## Alıştırma yönergeleri
1. Karıncalar ve Estonya feribotu üzerine yazıya göre batan feribottan kaç kişi kurtuldu?
2. Karıncalar ve Estonya feribotu üzerine yazıyı son cümlesinden sonra sürdürün.

Karınca bizim hayatımızda 'küçüklüğün' simgesidir. Alçak gönüllülüğü anlatmak için 'karınca kararınca' deriz mesela. Meğer ne 'büyük' hayvanlarmış.
Sanırım artık birbirimize "Bahçendeki karıncalardan nasıl kurtuluyorsun?" demeyi bırakıp, onları daha dikkatlice izleyerek bir şeyler öğrenme zamanıdır.

Facianın ardındaki sır
Discovery Channel'daki Estonya Feribotu Faciası belgeselini nihayet izleme imkanı buldum. 28 Eylül 1984'de Estonya'nın başkenti Tallin'den, İsveç'in başkenti Stokholm'e giden Estonya adlı feribot Baltık Denizi'nde alabora olarak batmış, 852 yolcu hayatını kaybetmişti. Kıyıya çok yakın bir yerde, bir buçuk saatte batan feribottan niye sadece 124 kişinin kurtulduğu sorusu ise psikoloji literatürüne 'Estonya Feribotu Sendromu' olarak geçmişti. Çünkü kurtulanlar, gemi ilk su almaya başladığında kendilerini hemen suya atanlardı. Geri kalan 852 kişi ise gemi kaptanının "Sakın panik yapmayın, dünyanın en güvenli feribotunda bulunuyorsunuz" sözüne inanıp, gemi alabora olana kadar su boşaltma işlemlerini izleyenlerdi.
Belgeselde Sovyetler Birliği dağıldıktan sonra Rus silahlarının bu feribot ile Estonya'dan İsveç'e kaçak olarak götürüldüğü iddia ediliyordu. Estonya hükümetinin bugüne kadar enkazda araştırma yapılmasını engellemesi de bu iddiaları doğrular nitelikteydi.

## Çıkarılan kayıtlar
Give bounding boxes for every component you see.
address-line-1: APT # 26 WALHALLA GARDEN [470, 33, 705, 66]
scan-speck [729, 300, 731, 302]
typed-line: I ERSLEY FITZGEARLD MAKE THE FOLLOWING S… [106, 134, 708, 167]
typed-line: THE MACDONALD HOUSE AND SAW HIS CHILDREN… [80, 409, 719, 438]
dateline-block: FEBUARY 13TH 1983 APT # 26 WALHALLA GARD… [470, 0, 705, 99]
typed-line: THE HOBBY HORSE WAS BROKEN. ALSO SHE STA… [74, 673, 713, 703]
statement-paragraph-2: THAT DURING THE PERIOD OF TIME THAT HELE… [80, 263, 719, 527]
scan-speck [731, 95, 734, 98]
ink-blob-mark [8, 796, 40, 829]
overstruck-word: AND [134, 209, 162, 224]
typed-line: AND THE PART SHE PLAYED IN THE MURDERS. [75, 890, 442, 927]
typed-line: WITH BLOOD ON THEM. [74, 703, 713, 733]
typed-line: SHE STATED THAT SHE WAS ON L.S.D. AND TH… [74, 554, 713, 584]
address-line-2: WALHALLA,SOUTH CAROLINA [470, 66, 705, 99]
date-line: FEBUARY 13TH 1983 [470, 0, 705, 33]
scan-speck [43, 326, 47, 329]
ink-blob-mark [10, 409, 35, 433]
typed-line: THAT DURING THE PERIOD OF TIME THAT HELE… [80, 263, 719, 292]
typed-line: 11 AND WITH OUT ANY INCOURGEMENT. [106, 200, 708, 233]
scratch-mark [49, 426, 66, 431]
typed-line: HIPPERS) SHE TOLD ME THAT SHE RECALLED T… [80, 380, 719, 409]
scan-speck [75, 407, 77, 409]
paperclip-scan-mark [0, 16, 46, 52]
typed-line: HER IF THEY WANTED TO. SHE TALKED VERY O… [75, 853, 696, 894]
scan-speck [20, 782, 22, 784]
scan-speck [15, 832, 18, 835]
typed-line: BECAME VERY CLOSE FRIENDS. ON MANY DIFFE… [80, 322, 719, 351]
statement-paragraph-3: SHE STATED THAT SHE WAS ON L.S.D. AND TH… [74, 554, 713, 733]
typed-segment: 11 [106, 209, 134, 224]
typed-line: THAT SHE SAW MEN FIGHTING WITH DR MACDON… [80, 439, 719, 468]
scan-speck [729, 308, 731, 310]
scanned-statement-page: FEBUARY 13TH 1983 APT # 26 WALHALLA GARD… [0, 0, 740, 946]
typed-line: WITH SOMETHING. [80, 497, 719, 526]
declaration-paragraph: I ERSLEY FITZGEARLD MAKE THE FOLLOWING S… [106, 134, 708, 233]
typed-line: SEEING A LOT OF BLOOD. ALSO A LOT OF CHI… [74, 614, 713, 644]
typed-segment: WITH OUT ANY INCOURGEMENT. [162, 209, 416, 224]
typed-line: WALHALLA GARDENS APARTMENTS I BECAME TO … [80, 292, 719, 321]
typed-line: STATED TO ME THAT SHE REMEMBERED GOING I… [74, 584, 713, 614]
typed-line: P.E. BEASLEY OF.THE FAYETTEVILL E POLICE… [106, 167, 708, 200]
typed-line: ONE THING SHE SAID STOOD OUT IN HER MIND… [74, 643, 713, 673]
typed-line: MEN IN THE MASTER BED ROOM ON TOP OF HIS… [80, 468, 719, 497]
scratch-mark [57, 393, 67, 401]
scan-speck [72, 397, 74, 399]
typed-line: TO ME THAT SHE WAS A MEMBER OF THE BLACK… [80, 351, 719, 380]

## Görevlerin yanıtları
1. 124 kişi kurtuldu.

2.
Şimdi sıkı durun: Araştırmacıların yolu Türkiye'ye düştü. O dönem Karl Övberg ismini kullanan Kadir Kaymaz, eski Rus silahları üzerinden ticaret yapan biriydi ve gemiye binerken o teçhizatı teşhis etmiş, ifade vermişti. Kaymaz, "İfademden sonra beni aradılar ve 'Sakın Estonya'ya gelme' diye tehdit ettiler. Bu muhtemelen gemideki gözlemlerim içindi" dedi.
Estonya enkazına dalış yasağı halen sürüyor. Belli ki gizlenmesi gereken uluslararası bir suç var. Neyse ki gerçeklerin bir gün su üstüne çıkmak gibi bir huyu vardır. Bekleyelim....

Z Kuşağı "Nihat Hatipoğlu" dedi
MediaCat ve Ipsos araştırma şirketlerinin anketinde Z Kuşağı olarak adlandırılan genç kesimin ekranda en güvendiği isimler arasında Atv'deki programlarıyla tanıdığımız Prof. Dr. Nihat Hatipoğlu zirvede yer aldı.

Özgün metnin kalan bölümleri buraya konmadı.